== TASK STATEMENT ==
Give back every line exactly as it appears, pictures excluded.
START EXERCISE INPUTS
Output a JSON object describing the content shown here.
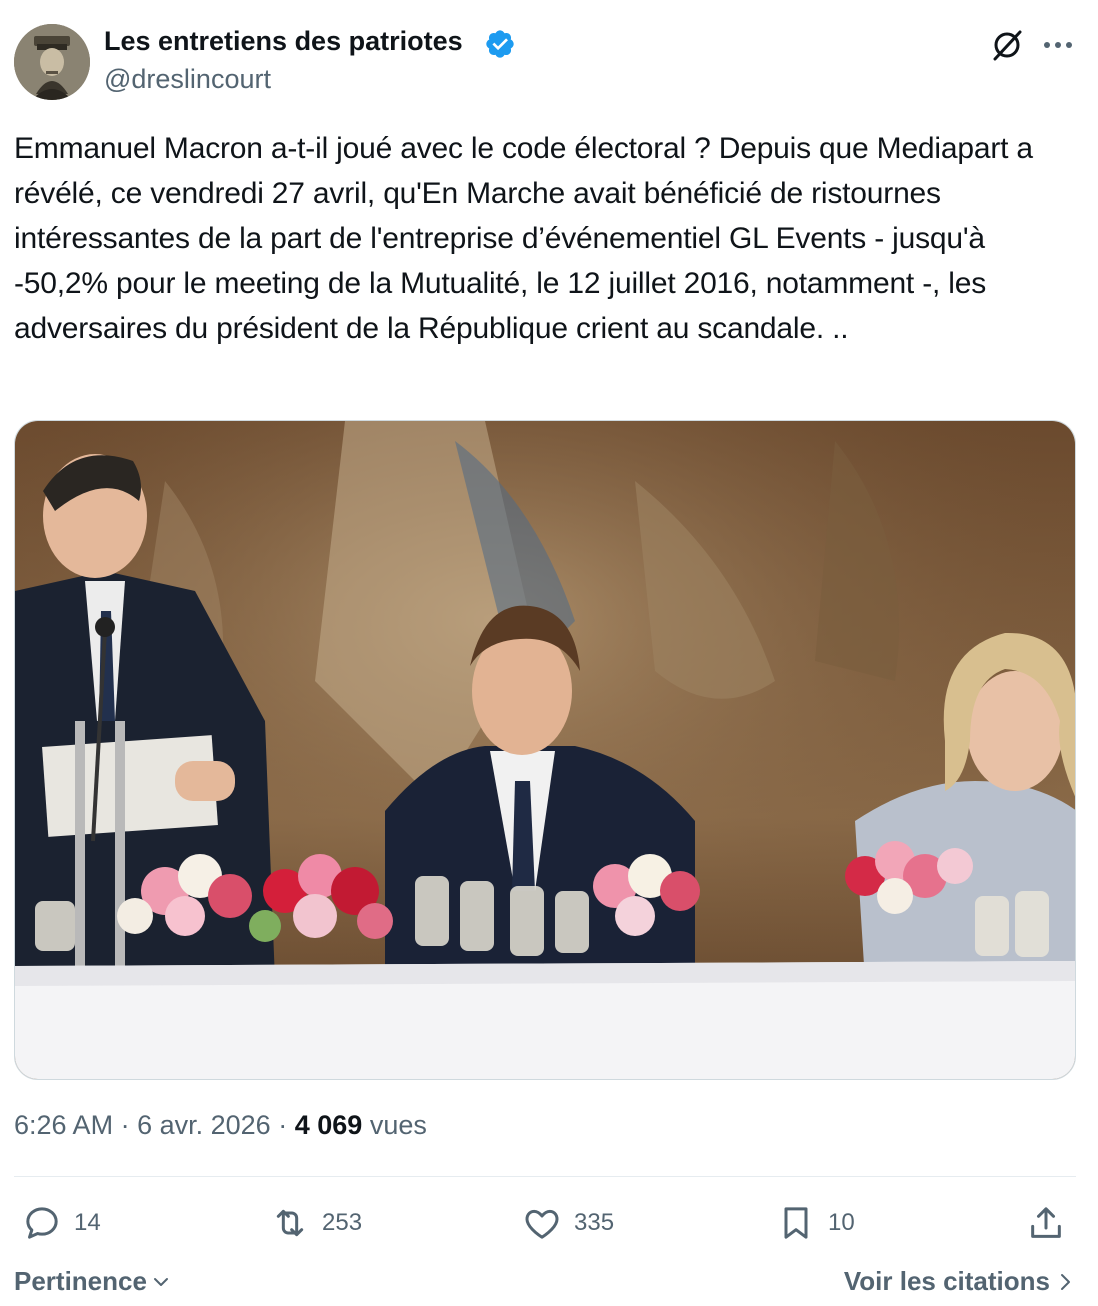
{
  "author": {
    "name": "Les entretiens des patriotes",
    "handle": "@dreslincourt",
    "avatar_icon": "avatar-portrait",
    "verified_color": "#1d9bf0"
  },
  "header_icons": [
    "grok-icon",
    "more-icon"
  ],
  "tweet": {
    "text": "Emmanuel Macron a-t-il joué avec le code électoral ? Depuis que Mediapart a révélé, ce vendredi 27 avril, qu'En Marche avait bénéficié de ristournes intéressantes de la part de l'entreprise d’événementiel GL Events - jusqu'à -50,2% pour le meeting de la Mutualité, le 12 juillet 2016, notamment -, les adversaires du président de la République crient au scandale. .."
  },
  "meta": {
    "time": "6:26 AM",
    "separator": "·",
    "date": "6 avr. 2026",
    "views_count": "4 069",
    "views_label": "vues"
  },
  "actions": {
    "replies": "14",
    "reposts": "253",
    "likes": "335",
    "bookmarks": "10"
  },
  "footer": {
    "sort_label": "Pertinence",
    "quotes_label": "Voir les citations"
  },
  "colors": {
    "text_primary": "#0f1419",
    "text_secondary": "#536471",
    "accent": "#1d9bf0",
    "divider": "#e6ecf0"
  }
}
END EXERCISE INPUTS
== EXERCISE SOLUTION ==
Output a JSON object describing the content shown here.
{
  "author": {
    "name": "Les entretiens des patriotes",
    "handle": "@dreslincourt",
    "avatar_icon": "avatar-portrait",
    "verified_color": "#1d9bf0"
  },
  "header_icons": [
    "grok-icon",
    "more-icon"
  ],
  "tweet": {
    "text": "Emmanuel Macron a-t-il joué avec le code électoral ? Depuis que Mediapart a révélé, ce vendredi 27 avril, qu'En Marche avait bénéficié de ristournes intéressantes de la part de l'entreprise d’événementiel GL Events - jusqu'à -50,2% pour le meeting de la Mutualité, le 12 juillet 2016, notamment -, les adversaires du président de la République crient au scandale. .."
  },
  "meta": {
    "time": "6:26 AM",
    "separator": "·",
    "date": "6 avr. 2026",
    "views_count": "4 069",
    "views_label": "vues"
  },
  "actions": {
    "replies": "14",
    "reposts": "253",
    "likes": "335",
    "bookmarks": "10"
  },
  "footer": {
    "sort_label": "Pertinence",
    "quotes_label": "Voir les citations"
  },
  "colors": {
    "text_primary": "#0f1419",
    "text_secondary": "#536471",
    "accent": "#1d9bf0",
    "divider": "#e6ecf0"
  }
}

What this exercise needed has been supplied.